>> BEGIN SUPPLIED MATERIAL

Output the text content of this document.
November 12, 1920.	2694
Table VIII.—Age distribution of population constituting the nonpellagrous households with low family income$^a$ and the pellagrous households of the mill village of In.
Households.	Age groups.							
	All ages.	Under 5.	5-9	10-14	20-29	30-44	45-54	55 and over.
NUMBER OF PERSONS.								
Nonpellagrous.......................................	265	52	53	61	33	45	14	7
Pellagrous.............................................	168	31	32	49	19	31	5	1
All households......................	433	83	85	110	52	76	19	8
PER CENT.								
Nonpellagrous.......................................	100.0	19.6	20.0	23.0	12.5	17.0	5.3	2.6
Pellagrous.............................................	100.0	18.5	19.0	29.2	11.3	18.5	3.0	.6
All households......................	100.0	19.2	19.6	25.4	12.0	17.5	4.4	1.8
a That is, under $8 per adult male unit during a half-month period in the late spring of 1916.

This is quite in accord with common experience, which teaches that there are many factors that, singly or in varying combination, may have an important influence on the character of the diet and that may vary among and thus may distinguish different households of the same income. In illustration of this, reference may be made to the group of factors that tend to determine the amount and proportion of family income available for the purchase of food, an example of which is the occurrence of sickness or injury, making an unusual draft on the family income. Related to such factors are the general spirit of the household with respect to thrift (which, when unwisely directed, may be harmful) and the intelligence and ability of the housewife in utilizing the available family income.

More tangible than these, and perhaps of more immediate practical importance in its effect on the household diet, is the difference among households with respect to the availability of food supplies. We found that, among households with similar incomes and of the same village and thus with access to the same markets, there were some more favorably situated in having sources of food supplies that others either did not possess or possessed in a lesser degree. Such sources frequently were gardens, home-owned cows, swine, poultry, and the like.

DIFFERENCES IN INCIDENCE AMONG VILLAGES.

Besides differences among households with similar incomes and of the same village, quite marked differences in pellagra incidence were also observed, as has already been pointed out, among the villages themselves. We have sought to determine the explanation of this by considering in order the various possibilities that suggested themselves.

>> END SUPPLIED MATERIAL

**PROBLEM DETAILS:** Your task is to transcribe the material exactly.

**PROBLEM SOLUTION:**
Output the text content of this document.
November 12, 1920.	2694
Table VIII.—Age distribution of population constituting the nonpellagrous households with low family income$^a$ and the pellagrous households of the mill village of In.
Households.	Age groups.							
	All ages.	Under 5.	5-9	10-14	20-29	30-44	45-54	55 and over.
NUMBER OF PERSONS.								
Nonpellagrous.......................................	265	52	53	61	33	45	14	7
Pellagrous.............................................	168	31	32	49	19	31	5	1
All households......................	433	83	85	110	52	76	19	8
PER CENT.								
Nonpellagrous.......................................	100.0	19.6	20.0	23.0	12.5	17.0	5.3	2.6
Pellagrous.............................................	100.0	18.5	19.0	29.2	11.3	18.5	3.0	.6
All households......................	100.0	19.2	19.6	25.4	12.0	17.5	4.4	1.8
a That is, under $8 per adult male unit during a half-month period in the late spring of 1916.

This is quite in accord with common experience, which teaches that there are many factors that, singly or in varying combination, may have an important influence on the character of the diet and that may vary among and thus may distinguish different households of the same income. In illustration of this, reference may be made to the group of factors that tend to determine the amount and proportion of family income available for the purchase of food, an example of which is the occurrence of sickness or injury, making an unusual draft on the family income. Related to such factors are the general spirit of the household with respect to thrift (which, when unwisely directed, may be harmful) and the intelligence and ability of the housewife in utilizing the available family income.

More tangible than these, and perhaps of more immediate practical importance in its effect on the household diet, is the difference among households with respect to the availability of food supplies. We found that, among households with similar incomes and of the same village and thus with access to the same markets, there were some more favorably situated in having sources of food supplies that others either did not possess or possessed in a lesser degree. Such sources frequently were gardens, home-owned cows, swine, poultry, and the like.

DIFFERENCES IN INCIDENCE AMONG VILLAGES.

Besides differences among households with similar incomes and of the same village, quite marked differences in pellagra incidence were also observed, as has already been pointed out, among the villages themselves. We have sought to determine the explanation of this by considering in order the various possibilities that suggested themselves.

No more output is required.